## EXERCISE
Scan the records below. List lines holding "JSON".

## PROVIDED INFORMATION
/---
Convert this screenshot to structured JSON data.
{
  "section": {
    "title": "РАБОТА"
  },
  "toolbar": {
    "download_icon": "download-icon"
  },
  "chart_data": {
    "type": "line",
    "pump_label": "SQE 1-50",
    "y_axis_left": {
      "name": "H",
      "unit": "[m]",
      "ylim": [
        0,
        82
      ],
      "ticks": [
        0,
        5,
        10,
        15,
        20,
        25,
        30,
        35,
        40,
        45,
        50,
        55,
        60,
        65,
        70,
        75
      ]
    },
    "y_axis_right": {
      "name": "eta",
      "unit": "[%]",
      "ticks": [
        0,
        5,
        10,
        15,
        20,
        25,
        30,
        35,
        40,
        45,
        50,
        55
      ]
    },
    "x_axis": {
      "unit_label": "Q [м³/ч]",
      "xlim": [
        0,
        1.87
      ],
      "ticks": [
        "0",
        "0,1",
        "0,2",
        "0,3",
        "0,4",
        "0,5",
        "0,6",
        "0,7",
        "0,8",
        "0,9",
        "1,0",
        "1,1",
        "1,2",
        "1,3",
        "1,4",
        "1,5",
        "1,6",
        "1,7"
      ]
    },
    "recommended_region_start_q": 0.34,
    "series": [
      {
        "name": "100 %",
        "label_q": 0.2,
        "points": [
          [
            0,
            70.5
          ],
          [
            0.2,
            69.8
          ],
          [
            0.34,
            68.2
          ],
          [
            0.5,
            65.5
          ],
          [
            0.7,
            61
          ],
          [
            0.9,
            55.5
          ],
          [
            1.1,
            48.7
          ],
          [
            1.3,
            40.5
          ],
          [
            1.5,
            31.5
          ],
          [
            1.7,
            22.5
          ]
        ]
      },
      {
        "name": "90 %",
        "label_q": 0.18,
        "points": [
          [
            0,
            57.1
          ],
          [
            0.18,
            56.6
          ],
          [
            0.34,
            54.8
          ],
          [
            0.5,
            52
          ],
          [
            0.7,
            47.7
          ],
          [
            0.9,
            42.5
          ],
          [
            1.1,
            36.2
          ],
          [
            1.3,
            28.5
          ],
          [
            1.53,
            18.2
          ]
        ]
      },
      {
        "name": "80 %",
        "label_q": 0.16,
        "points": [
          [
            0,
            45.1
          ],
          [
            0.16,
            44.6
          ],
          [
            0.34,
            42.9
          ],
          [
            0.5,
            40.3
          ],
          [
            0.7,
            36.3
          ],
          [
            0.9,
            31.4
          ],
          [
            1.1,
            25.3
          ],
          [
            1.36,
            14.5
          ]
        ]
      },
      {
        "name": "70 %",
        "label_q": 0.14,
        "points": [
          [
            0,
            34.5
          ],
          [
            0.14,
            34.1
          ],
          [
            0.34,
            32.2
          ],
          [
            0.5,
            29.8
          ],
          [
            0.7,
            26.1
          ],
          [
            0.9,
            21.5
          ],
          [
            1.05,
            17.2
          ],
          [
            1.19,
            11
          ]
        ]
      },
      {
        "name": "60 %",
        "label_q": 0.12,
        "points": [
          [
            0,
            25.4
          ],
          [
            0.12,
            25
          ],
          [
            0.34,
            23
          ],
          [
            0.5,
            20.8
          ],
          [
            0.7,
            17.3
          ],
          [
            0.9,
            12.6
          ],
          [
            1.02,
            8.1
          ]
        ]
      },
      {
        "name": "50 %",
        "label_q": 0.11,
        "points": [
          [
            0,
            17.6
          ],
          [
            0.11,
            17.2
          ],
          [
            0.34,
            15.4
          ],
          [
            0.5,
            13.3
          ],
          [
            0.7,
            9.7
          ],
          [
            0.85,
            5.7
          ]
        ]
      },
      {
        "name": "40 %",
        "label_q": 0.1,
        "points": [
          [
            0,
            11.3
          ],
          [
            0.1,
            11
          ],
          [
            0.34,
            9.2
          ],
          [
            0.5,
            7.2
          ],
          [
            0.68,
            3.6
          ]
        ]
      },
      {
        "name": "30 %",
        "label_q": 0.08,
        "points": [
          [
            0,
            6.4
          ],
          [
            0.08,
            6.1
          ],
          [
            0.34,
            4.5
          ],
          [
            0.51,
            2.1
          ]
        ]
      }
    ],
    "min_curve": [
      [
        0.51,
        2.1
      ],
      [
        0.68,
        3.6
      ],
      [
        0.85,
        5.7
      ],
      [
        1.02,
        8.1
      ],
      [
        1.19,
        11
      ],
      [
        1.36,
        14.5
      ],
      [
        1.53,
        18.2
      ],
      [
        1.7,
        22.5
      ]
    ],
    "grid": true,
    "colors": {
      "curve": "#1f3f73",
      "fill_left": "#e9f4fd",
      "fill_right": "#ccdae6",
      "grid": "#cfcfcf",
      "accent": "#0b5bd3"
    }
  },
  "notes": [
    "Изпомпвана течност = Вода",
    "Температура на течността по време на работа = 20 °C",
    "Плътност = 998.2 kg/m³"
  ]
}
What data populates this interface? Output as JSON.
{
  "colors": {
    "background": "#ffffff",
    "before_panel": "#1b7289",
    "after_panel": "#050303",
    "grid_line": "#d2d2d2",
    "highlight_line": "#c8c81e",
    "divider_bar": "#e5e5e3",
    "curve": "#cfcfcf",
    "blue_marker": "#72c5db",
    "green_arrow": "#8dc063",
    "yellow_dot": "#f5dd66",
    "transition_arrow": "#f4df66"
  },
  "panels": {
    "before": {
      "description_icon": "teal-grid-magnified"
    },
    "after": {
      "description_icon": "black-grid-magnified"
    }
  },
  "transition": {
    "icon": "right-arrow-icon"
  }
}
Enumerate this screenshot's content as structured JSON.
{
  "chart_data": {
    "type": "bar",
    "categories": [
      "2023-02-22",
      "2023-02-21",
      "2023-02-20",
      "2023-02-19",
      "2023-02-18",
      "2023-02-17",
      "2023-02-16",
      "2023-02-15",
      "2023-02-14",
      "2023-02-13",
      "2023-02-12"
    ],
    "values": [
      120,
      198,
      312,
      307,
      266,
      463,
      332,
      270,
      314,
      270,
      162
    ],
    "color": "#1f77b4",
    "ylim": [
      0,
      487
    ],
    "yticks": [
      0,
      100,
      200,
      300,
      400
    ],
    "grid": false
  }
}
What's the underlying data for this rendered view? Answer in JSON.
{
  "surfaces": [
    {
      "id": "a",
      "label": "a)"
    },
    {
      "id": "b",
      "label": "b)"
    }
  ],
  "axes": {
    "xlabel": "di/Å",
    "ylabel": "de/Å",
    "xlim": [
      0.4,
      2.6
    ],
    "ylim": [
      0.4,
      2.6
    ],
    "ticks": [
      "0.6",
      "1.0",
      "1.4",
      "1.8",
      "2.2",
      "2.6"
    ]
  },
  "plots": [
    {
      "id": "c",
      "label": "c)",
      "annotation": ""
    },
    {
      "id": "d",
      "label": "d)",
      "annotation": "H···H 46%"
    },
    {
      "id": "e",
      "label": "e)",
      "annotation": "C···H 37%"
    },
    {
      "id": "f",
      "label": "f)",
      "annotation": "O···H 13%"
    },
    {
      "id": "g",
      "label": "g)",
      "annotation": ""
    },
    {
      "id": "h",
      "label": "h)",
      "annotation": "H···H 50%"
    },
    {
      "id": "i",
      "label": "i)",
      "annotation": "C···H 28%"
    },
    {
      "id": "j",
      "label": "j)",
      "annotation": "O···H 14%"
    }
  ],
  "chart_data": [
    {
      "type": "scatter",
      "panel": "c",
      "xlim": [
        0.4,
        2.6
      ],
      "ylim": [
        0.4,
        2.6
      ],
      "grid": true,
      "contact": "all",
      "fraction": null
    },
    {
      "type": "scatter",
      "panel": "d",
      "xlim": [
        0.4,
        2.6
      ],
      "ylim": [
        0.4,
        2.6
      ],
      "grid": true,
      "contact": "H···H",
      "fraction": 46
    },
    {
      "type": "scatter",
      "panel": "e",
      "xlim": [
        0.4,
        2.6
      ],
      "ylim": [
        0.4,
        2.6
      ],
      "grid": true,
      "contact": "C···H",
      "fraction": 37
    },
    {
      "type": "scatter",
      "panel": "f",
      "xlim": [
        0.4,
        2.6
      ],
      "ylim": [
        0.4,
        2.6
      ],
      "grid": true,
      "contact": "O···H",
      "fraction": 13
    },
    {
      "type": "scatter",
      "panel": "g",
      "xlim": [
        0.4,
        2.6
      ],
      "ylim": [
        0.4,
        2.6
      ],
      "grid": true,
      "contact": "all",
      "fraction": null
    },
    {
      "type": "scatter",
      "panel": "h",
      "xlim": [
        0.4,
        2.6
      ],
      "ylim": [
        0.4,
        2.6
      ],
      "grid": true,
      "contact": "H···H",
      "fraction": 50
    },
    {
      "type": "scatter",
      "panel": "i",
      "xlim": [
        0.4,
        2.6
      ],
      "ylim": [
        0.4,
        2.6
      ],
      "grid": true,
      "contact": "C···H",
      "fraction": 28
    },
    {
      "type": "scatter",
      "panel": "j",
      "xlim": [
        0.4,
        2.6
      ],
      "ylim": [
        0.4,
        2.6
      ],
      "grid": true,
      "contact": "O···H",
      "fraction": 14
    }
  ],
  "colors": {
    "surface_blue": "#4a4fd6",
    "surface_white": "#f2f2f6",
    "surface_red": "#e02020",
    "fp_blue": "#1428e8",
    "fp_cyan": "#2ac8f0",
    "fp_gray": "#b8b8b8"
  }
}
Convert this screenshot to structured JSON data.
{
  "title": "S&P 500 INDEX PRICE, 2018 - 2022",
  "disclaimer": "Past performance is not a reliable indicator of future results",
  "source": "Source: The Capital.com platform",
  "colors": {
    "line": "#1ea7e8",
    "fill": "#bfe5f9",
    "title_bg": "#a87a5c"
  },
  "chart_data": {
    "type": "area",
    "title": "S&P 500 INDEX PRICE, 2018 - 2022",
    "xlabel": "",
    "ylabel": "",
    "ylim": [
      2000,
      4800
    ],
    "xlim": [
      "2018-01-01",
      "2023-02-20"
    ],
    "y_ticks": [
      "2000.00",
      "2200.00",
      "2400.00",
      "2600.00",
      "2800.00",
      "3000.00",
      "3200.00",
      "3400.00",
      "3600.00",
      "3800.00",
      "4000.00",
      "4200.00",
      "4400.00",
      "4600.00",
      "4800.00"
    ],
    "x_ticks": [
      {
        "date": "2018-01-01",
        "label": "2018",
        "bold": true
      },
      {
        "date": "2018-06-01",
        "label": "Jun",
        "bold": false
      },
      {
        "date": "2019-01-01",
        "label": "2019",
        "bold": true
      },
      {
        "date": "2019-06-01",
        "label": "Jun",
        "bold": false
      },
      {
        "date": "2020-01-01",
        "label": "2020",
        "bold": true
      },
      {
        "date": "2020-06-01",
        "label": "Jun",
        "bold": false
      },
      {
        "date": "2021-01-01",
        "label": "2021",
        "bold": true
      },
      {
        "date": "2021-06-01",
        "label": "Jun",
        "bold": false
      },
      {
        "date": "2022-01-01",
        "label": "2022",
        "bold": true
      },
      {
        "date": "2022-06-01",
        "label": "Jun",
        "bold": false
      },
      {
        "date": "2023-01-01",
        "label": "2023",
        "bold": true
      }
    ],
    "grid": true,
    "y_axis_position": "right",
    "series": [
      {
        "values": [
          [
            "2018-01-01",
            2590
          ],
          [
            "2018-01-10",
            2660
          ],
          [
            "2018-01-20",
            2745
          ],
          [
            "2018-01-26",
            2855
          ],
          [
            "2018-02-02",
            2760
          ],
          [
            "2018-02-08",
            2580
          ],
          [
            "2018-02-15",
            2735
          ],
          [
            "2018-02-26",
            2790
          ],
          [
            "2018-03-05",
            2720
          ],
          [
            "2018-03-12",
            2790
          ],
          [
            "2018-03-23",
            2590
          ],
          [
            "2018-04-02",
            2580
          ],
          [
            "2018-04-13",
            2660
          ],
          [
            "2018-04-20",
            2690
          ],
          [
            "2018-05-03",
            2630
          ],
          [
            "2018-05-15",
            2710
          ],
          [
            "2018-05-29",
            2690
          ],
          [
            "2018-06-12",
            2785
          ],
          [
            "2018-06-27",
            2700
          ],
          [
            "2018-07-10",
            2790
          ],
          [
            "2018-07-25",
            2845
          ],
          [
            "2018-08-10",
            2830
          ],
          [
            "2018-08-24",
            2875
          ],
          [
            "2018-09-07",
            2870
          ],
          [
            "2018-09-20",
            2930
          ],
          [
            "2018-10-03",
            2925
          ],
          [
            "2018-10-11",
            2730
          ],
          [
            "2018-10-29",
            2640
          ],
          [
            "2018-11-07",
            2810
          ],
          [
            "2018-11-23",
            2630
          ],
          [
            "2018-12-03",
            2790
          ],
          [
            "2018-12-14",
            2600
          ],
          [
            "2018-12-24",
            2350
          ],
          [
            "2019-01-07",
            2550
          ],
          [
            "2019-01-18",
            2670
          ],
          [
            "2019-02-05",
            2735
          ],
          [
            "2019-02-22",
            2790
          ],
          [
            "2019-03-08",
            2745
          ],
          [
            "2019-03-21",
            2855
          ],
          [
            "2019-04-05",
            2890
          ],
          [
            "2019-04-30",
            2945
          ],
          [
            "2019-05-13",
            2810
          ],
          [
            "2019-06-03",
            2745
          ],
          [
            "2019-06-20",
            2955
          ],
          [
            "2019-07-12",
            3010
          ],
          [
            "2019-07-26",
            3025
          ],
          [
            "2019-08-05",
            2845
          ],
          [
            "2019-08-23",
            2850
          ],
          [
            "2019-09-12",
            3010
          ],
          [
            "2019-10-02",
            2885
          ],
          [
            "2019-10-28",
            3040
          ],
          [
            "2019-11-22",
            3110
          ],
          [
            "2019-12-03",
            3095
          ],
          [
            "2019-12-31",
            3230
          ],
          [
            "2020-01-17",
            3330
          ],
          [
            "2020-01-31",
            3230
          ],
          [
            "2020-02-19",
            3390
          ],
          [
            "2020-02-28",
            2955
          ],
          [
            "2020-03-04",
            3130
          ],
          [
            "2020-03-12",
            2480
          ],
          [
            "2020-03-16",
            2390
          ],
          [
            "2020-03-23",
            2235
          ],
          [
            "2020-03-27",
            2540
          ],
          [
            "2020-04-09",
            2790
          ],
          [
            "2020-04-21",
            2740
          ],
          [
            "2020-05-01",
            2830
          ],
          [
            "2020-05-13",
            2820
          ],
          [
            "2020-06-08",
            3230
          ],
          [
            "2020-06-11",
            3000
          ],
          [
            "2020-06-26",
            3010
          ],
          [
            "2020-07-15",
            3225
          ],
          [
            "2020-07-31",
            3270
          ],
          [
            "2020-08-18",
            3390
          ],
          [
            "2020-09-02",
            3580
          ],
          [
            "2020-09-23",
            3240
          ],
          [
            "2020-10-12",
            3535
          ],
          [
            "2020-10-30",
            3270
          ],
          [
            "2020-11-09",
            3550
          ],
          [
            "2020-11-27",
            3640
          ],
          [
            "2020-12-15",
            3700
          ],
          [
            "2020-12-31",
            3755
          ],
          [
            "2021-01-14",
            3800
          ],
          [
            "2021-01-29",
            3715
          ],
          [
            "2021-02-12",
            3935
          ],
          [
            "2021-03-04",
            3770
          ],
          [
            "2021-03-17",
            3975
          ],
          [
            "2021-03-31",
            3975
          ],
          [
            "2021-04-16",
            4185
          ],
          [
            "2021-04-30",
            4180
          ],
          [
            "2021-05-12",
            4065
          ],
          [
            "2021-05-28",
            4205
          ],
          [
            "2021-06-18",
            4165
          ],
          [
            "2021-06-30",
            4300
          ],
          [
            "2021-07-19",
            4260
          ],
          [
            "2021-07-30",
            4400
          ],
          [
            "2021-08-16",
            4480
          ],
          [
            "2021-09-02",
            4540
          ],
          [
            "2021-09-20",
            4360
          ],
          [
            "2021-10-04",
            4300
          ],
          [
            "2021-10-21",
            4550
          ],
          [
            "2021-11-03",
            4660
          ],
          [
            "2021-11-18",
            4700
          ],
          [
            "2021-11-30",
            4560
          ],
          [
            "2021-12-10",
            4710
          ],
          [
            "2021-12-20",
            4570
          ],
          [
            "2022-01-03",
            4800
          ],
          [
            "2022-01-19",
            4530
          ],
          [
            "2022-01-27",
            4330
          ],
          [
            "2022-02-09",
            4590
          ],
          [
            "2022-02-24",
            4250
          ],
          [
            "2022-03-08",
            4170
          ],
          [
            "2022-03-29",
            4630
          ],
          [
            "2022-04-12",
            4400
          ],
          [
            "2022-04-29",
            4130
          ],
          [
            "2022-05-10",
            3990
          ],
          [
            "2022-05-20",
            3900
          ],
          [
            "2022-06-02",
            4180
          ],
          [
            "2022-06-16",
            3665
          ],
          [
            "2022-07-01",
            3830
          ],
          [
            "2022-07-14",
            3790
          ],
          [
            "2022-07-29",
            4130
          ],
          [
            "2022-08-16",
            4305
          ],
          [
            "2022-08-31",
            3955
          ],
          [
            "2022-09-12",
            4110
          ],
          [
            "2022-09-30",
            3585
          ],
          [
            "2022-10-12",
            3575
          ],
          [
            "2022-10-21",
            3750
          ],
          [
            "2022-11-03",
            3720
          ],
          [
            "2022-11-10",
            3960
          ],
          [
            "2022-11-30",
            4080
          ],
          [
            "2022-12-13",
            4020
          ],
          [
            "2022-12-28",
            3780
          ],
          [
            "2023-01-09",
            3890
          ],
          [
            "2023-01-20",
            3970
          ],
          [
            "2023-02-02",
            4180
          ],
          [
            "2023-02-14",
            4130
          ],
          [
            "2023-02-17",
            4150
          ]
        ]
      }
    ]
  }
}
\---
## COMPLETE RESPONSE
Convert this screenshot to structured JSON data.
What data populates this interface? Output as JSON.
Enumerate this screenshot's content as structured JSON.
What's the underlying data for this rendered view? Answer in JSON.
Convert this screenshot to structured JSON data.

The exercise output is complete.